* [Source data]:
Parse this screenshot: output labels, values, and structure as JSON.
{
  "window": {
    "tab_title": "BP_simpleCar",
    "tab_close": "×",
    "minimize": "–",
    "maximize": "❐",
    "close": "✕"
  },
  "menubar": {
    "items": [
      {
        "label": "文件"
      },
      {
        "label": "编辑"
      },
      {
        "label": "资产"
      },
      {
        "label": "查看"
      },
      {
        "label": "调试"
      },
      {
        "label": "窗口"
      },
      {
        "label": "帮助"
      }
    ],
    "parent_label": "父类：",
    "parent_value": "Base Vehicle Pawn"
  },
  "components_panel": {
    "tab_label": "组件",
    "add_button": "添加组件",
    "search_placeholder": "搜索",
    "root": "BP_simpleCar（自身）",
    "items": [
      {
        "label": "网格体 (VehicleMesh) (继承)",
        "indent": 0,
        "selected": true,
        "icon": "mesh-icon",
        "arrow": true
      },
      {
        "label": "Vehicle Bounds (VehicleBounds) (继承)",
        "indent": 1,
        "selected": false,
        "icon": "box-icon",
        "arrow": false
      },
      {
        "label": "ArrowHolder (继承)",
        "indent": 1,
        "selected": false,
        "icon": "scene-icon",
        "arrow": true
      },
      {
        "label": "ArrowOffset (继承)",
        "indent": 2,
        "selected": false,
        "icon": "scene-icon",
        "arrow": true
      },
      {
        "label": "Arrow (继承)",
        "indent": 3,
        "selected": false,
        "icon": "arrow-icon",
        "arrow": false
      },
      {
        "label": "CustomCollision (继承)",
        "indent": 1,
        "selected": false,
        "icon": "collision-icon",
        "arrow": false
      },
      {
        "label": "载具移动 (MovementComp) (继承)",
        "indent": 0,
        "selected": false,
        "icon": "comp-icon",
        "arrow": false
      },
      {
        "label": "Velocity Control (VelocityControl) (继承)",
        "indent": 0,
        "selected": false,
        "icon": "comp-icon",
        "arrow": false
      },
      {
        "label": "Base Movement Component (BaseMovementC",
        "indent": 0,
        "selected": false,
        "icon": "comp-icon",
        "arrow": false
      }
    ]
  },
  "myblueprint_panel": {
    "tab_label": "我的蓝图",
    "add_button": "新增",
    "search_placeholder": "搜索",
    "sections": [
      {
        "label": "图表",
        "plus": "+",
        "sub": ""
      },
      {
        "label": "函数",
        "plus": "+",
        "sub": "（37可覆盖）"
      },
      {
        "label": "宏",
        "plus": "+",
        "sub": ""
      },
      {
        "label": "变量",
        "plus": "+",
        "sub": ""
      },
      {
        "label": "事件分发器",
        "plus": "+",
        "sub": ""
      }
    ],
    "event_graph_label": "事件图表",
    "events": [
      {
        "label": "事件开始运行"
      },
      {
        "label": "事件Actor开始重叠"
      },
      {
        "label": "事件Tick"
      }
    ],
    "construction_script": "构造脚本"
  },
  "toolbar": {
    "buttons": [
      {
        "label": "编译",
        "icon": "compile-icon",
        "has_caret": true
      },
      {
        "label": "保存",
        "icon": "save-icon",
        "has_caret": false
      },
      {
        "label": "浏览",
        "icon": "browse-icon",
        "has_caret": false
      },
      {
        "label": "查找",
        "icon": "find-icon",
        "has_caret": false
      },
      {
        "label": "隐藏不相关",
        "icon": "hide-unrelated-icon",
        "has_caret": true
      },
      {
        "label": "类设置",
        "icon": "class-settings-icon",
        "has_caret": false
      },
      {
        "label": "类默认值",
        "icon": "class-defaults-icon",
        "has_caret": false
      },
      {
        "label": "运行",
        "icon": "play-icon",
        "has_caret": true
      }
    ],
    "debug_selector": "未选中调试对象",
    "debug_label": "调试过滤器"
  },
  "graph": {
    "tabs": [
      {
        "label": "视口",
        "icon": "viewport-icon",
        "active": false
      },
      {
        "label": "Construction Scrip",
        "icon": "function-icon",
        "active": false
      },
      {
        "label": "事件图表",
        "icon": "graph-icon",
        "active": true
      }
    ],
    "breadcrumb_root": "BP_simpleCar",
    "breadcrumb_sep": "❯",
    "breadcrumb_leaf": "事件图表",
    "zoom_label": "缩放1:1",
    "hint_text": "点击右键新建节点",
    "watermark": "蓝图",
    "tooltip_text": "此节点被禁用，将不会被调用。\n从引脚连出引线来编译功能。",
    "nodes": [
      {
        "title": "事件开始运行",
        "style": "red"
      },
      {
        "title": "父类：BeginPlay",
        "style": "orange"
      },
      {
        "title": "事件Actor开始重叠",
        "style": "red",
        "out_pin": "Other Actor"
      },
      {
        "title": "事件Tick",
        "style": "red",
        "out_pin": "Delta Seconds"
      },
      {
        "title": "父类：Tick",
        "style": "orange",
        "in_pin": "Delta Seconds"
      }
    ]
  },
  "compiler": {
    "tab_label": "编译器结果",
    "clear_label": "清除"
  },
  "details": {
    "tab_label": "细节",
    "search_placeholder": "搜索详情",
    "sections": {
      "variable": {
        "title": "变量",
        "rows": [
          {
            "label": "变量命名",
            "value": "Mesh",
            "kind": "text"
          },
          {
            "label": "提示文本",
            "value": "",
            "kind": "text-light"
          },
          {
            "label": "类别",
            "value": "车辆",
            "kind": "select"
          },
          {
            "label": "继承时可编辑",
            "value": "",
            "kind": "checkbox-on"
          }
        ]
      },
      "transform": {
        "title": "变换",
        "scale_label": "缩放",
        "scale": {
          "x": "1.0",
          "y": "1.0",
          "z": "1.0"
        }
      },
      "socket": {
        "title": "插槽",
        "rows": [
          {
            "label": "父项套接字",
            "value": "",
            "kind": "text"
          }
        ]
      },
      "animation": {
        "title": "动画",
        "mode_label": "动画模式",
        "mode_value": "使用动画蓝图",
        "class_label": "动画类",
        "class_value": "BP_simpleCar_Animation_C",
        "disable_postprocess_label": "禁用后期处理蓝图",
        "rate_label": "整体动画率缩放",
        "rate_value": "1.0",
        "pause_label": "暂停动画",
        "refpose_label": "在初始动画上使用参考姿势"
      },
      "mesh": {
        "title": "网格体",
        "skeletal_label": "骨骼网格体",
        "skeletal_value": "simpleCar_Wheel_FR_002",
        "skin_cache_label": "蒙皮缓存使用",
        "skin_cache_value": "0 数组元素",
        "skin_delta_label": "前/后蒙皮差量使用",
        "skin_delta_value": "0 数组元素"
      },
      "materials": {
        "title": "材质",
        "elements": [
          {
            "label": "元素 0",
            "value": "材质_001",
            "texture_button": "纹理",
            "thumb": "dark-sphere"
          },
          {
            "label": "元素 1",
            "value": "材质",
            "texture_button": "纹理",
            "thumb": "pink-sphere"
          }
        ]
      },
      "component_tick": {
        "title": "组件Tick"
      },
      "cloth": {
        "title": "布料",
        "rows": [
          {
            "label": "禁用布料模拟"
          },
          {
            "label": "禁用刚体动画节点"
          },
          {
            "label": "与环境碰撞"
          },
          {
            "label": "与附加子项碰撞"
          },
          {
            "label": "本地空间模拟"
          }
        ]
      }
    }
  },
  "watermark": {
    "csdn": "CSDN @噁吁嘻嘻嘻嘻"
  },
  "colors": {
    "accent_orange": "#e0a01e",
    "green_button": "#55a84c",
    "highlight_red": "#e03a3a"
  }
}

* [Work instructions]: Restate the listing in full, word for word.

* [Solution to this problem]:
Parse this screenshot: output labels, values, and structure as JSON.
{
  "window": {
    "tab_title": "BP_simpleCar",
    "tab_close": "×",
    "minimize": "–",
    "maximize": "❐",
    "close": "✕"
  },
  "menubar": {
    "items": [
      {
        "label": "文件"
      },
      {
        "label": "编辑"
      },
      {
        "label": "资产"
      },
      {
        "label": "查看"
      },
      {
        "label": "调试"
      },
      {
        "label": "窗口"
      },
      {
        "label": "帮助"
      }
    ],
    "parent_label": "父类：",
    "parent_value": "Base Vehicle Pawn"
  },
  "components_panel": {
    "tab_label": "组件",
    "add_button": "添加组件",
    "search_placeholder": "搜索",
    "root": "BP_simpleCar（自身）",
    "items": [
      {
        "label": "网格体 (VehicleMesh) (继承)",
        "indent": 0,
        "selected": true,
        "icon": "mesh-icon",
        "arrow": true
      },
      {
        "label": "Vehicle Bounds (VehicleBounds) (继承)",
        "indent": 1,
        "selected": false,
        "icon": "box-icon",
        "arrow": false
      },
      {
        "label": "ArrowHolder (继承)",
        "indent": 1,
        "selected": false,
        "icon": "scene-icon",
        "arrow": true
      },
      {
        "label": "ArrowOffset (继承)",
        "indent": 2,
        "selected": false,
        "icon": "scene-icon",
        "arrow": true
      },
      {
        "label": "Arrow (继承)",
        "indent": 3,
        "selected": false,
        "icon": "arrow-icon",
        "arrow": false
      },
      {
        "label": "CustomCollision (继承)",
        "indent": 1,
        "selected": false,
        "icon": "collision-icon",
        "arrow": false
      },
      {
        "label": "载具移动 (MovementComp) (继承)",
        "indent": 0,
        "selected": false,
        "icon": "comp-icon",
        "arrow": false
      },
      {
        "label": "Velocity Control (VelocityControl) (继承)",
        "indent": 0,
        "selected": false,
        "icon": "comp-icon",
        "arrow": false
      },
      {
        "label": "Base Movement Component (BaseMovementC",
        "indent": 0,
        "selected": false,
        "icon": "comp-icon",
        "arrow": false
      }
    ]
  },
  "myblueprint_panel": {
    "tab_label": "我的蓝图",
    "add_button": "新增",
    "search_placeholder": "搜索",
    "sections": [
      {
        "label": "图表",
        "plus": "+",
        "sub": ""
      },
      {
        "label": "函数",
        "plus": "+",
        "sub": "（37可覆盖）"
      },
      {
        "label": "宏",
        "plus": "+",
        "sub": ""
      },
      {
        "label": "变量",
        "plus": "+",
        "sub": ""
      },
      {
        "label": "事件分发器",
        "plus": "+",
        "sub": ""
      }
    ],
    "event_graph_label": "事件图表",
    "events": [
      {
        "label": "事件开始运行"
      },
      {
        "label": "事件Actor开始重叠"
      },
      {
        "label": "事件Tick"
      }
    ],
    "construction_script": "构造脚本"
  },
  "toolbar": {
    "buttons": [
      {
        "label": "编译",
        "icon": "compile-icon",
        "has_caret": true
      },
      {
        "label": "保存",
        "icon": "save-icon",
        "has_caret": false
      },
      {
        "label": "浏览",
        "icon": "browse-icon",
        "has_caret": false
      },
      {
        "label": "查找",
        "icon": "find-icon",
        "has_caret": false
      },
      {
        "label": "隐藏不相关",
        "icon": "hide-unrelated-icon",
        "has_caret": true
      },
      {
        "label": "类设置",
        "icon": "class-settings-icon",
        "has_caret": false
      },
      {
        "label": "类默认值",
        "icon": "class-defaults-icon",
        "has_caret": false
      },
      {
        "label": "运行",
        "icon": "play-icon",
        "has_caret": true
      }
    ],
    "debug_selector": "未选中调试对象",
    "debug_label": "调试过滤器"
  },
  "graph": {
    "tabs": [
      {
        "label": "视口",
        "icon": "viewport-icon",
        "active": false
      },
      {
        "label": "Construction Scrip",
        "icon": "function-icon",
        "active": false
      },
      {
        "label": "事件图表",
        "icon": "graph-icon",
        "active": true
      }
    ],
    "breadcrumb_root": "BP_simpleCar",
    "breadcrumb_sep": "❯",
    "breadcrumb_leaf": "事件图表",
    "zoom_label": "缩放1:1",
    "hint_text": "点击右键新建节点",
    "watermark": "蓝图",
    "tooltip_text": "此节点被禁用，将不会被调用。\n从引脚连出引线来编译功能。",
    "nodes": [
      {
        "title": "事件开始运行",
        "style": "red"
      },
      {
        "title": "父类：BeginPlay",
        "style": "orange"
      },
      {
        "title": "事件Actor开始重叠",
        "style": "red",
        "out_pin": "Other Actor"
      },
      {
        "title": "事件Tick",
        "style": "red",
        "out_pin": "Delta Seconds"
      },
      {
        "title": "父类：Tick",
        "style": "orange",
        "in_pin": "Delta Seconds"
      }
    ]
  },
  "compiler": {
    "tab_label": "编译器结果",
    "clear_label": "清除"
  },
  "details": {
    "tab_label": "细节",
    "search_placeholder": "搜索详情",
    "sections": {
      "variable": {
        "title": "变量",
        "rows": [
          {
            "label": "变量命名",
            "value": "Mesh",
            "kind": "text"
          },
          {
            "label": "提示文本",
            "value": "",
            "kind": "text-light"
          },
          {
            "label": "类别",
            "value": "车辆",
            "kind": "select"
          },
          {
            "label": "继承时可编辑",
            "value": "",
            "kind": "checkbox-on"
          }
        ]
      },
      "transform": {
        "title": "变换",
        "scale_label": "缩放",
        "scale": {
          "x": "1.0",
          "y": "1.0",
          "z": "1.0"
        }
      },
      "socket": {
        "title": "插槽",
        "rows": [
          {
            "label": "父项套接字",
            "value": "",
            "kind": "text"
          }
        ]
      },
      "animation": {
        "title": "动画",
        "mode_label": "动画模式",
        "mode_value": "使用动画蓝图",
        "class_label": "动画类",
        "class_value": "BP_simpleCar_Animation_C",
        "disable_postprocess_label": "禁用后期处理蓝图",
        "rate_label": "整体动画率缩放",
        "rate_value": "1.0",
        "pause_label": "暂停动画",
        "refpose_label": "在初始动画上使用参考姿势"
      },
      "mesh": {
        "title": "网格体",
        "skeletal_label": "骨骼网格体",
        "skeletal_value": "simpleCar_Wheel_FR_002",
        "skin_cache_label": "蒙皮缓存使用",
        "skin_cache_value": "0 数组元素",
        "skin_delta_label": "前/后蒙皮差量使用",
        "skin_delta_value": "0 数组元素"
      },
      "materials": {
        "title": "材质",
        "elements": [
          {
            "label": "元素 0",
            "value": "材质_001",
            "texture_button": "纹理",
            "thumb": "dark-sphere"
          },
          {
            "label": "元素 1",
            "value": "材质",
            "texture_button": "纹理",
            "thumb": "pink-sphere"
          }
        ]
      },
      "component_tick": {
        "title": "组件Tick"
      },
      "cloth": {
        "title": "布料",
        "rows": [
          {
            "label": "禁用布料模拟"
          },
          {
            "label": "禁用刚体动画节点"
          },
          {
            "label": "与环境碰撞"
          },
          {
            "label": "与附加子项碰撞"
          },
          {
            "label": "本地空间模拟"
          }
        ]
      }
    }
  },
  "watermark": {
    "csdn": "CSDN @噁吁嘻嘻嘻嘻"
  },
  "colors": {
    "accent_orange": "#e0a01e",
    "green_button": "#55a84c",
    "highlight_red": "#e03a3a"
  }
}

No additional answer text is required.